서 론
결핵은 Mycobacterium tuberculosis 감염으로 생기는 전염성 질환으로서 감염으로 결절을 만드는 만성전염성 질환이다. 주로 비말핵의 형태로 호흡기를 통해서 흡입되어 전파된다. 결핵 감염 위험성이 높은 경우는 주로 면역 기능이 약화된 경우인데 영양 결핍, 알콜 중독, 에이즈, 당뇨병, 만성 신부전 등이 있다. 대부분은 처음 감염 시 별다른 증상 없이 자연 치유되고 일부가 휴지기 상태로 오랜 기간 지내다가 개체의 저항력이 감소하여 결핵균 증식에 유리한 상태가 되면 다시 성장하여 발병하게 된다.1-2
인체에서 발생하는 결핵 중 가장 흔한 형태가 폐결핵인데, 이는 예방과 관리 및 화학 요법의 발달로 오늘날 결핵으로 인한 사망은 많이 감소되었으나, 사회경제적으로 낙후된 나라에서는 아직도 결핵에 의한 높은 사망률을 보이고 있다.3-4
결핵의 진단방법으로는 tuberculin 반응, 흉부 X-선 촬영, ROREKA 도말 검사, 면역학적 검사에 의하여 진단한다. 현재 결핵을 진단하는 중합효소 연쇄반응(PCR) 방법에서는 여러 종류의 유전자 부위를 사용하고 있는데 일반적으로 IS6110과 rpoB gene, hsp65 gene 등이 이용되고 있다.5-7 이렇듯 결핵을 진단하는 방법으로 여러 가지가 있지만 방법과 절차가 까다로워 신속하고 정확한 진단에 어려움이 많다. 게다가 빠르고 신속한 진단을 요구하는 결핵균에 대한 진단은 실제로 많은 시간이 소요 되어 어려움이 많은 실정이다. 따라서 임상 진단에서 바로 쓰일 수 있고 기존의 방법보다 빠르고 간편한 결핵 진단 방법이 절실이 요구 되고 있어 이와 같은 문제점을 해결해야 할 필요성을 느끼고 기존의 방법보다 빠르고 정확한 등온증폭법으로의 결핵균 검출 방법이 연구되고 있다.8-12
등온증폭법은 2000년 Notomi에 의해 알려진 방법으로 기존의 중합효소 연쇄반응법과 유사하지만 기존의 중합효소 연쇄반응이 변성(denaturation), 접합(annealing), 신장(extension) 세 가지 단계를 거치면서 온도의 변화를 주어야 하는 반면, 일정한 온도에서 접합 및 신장이 가능하다는 특징이 있다. 별도의 온도 구배를 두지 않고 주형 DNA의 증폭이 가능하게 됨에 따라 PCR 증폭법보다 소요시간을 줄일 수 있으며 무엇보다 고가의 PCR 장비가 아닌 등온 유지가 가능한 항온 수조나 오븐, 온장고 등 저가의 장비에서도 증폭이 가능하며, 장소에 구애 받지 않게 됨에 따라 임상진단 실험실과 현장 및 기타 어느 장소에서도 결핵균에 대한 진단이 가능한 강점을 가지고 있다.13-17
본 연구에서는 결핵의 주요 원인균인 인형 Mycobacterium tuberculosis DNA를 등온증폭법을 이용하여 검출하여 이를 기존 PCR법과 비교하여 보고자 한다. 또한 등온증폭법의 검출한계와 재현성, 분석시간에 대한 실험을 통하여 그 최적조건을 확립하고 결핵균 검출에 등온증폭법을 이용할 수 있는 방법을 제시하고자 한다.

목록:
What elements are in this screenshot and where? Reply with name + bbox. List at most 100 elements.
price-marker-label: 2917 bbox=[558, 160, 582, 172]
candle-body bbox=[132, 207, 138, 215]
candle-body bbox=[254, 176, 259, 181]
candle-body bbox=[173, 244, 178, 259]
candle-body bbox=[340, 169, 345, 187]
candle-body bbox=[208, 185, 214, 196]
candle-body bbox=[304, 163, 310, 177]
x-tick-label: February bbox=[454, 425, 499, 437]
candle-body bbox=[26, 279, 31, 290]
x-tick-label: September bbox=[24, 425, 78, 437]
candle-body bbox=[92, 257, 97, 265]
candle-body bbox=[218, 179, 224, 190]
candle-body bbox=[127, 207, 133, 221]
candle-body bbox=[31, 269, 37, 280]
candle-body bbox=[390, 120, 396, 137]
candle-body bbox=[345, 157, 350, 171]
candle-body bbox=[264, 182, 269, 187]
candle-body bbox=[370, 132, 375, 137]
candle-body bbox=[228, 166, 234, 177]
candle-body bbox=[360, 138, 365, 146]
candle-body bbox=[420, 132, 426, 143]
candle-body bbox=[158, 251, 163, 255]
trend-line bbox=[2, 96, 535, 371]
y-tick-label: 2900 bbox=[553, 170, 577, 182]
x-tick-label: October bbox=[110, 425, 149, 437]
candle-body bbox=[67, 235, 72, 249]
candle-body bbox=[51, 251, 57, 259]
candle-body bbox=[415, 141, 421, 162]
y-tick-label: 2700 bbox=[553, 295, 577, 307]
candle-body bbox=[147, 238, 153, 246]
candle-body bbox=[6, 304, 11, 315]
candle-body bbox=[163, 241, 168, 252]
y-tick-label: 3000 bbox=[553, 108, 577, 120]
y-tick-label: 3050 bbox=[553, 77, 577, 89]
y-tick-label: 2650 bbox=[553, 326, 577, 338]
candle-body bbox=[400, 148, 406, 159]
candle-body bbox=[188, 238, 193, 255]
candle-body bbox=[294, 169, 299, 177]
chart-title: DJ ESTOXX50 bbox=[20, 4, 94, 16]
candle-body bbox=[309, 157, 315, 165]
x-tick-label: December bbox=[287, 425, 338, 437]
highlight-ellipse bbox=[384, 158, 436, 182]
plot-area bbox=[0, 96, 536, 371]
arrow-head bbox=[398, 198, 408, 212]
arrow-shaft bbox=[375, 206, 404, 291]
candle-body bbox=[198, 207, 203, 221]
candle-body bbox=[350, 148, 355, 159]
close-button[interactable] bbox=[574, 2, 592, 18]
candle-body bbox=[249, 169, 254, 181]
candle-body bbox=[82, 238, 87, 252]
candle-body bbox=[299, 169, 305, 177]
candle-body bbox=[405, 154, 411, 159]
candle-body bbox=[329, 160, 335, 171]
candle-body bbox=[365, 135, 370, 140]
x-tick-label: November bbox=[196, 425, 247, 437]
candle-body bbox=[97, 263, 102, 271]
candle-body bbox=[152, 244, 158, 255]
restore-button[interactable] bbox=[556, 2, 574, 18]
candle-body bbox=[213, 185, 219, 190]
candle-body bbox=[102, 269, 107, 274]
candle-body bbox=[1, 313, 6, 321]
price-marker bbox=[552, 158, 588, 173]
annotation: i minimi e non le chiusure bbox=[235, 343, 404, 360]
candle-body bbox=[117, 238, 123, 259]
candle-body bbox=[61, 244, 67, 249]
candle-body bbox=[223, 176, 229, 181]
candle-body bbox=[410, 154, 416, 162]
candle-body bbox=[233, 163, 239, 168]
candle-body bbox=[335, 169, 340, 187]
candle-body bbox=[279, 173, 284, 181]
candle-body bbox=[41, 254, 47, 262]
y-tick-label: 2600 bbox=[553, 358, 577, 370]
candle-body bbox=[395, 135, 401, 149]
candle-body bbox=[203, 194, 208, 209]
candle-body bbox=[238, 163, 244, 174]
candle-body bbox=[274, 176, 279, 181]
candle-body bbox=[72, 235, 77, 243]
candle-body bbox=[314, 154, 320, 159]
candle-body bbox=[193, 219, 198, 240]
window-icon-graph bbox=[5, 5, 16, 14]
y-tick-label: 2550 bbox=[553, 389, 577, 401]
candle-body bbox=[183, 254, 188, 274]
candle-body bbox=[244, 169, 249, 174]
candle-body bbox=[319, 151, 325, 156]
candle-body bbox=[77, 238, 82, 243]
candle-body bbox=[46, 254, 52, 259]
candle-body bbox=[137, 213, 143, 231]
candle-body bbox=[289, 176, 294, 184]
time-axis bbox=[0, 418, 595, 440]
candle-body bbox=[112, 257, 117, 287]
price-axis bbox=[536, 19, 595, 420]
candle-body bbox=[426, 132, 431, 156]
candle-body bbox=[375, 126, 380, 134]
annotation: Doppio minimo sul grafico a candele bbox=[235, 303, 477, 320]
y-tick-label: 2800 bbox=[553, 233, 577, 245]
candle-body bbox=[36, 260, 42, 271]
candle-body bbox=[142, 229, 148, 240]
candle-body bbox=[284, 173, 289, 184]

과제 요구사항: 결핵균 등온증폭 검출에 관한 글을 마지막 문장 다음부터 이어서 써라.

최종 답변:
실험 및 방법
시료
본 연구에서는 단국대학교병원의 결핵으로 진단된 환자에서 분리된 인형(Mycobacterium tuberculosis) 결핵 균주를 대상으로 하였다.
시약 및 기기
시약
결핵균에서 DNA 추출에는 PrimePrep™ Genomic DNA Isolation Kit(GeNet Bio, Korea)를 사용하였고, 전기영동의 agarose는 QA-Agarose™(Q-bio gene, USA)을 이용하였다.
기기
DNA의 증폭은 GeneAmp PCR System 2700(Applied Biosystems, USA), Chromo 4™ System(Bio-Rad, USA)을 사용하였고, 중합효소 연쇄반응 산물 확인은 Mupida(Advance, Japan) 전기영동장치를 이용하였다.
실험 방법
인형(Mycobacterium tuberculosis) 결핵 균주에서 genomic DNA를 추출하여 PCR을 이용하여 rpoB 유전자 부위를 증폭을 시킨 후 증폭된 DNA를 전기 영동법에 의해 확인하였고 이를 정제하였다. 정제된 증폭산물이 결핵균 DNA가 맞는지 최종적으로 확인하기 위해서 DNA 염기서열분석법을 시행하였다.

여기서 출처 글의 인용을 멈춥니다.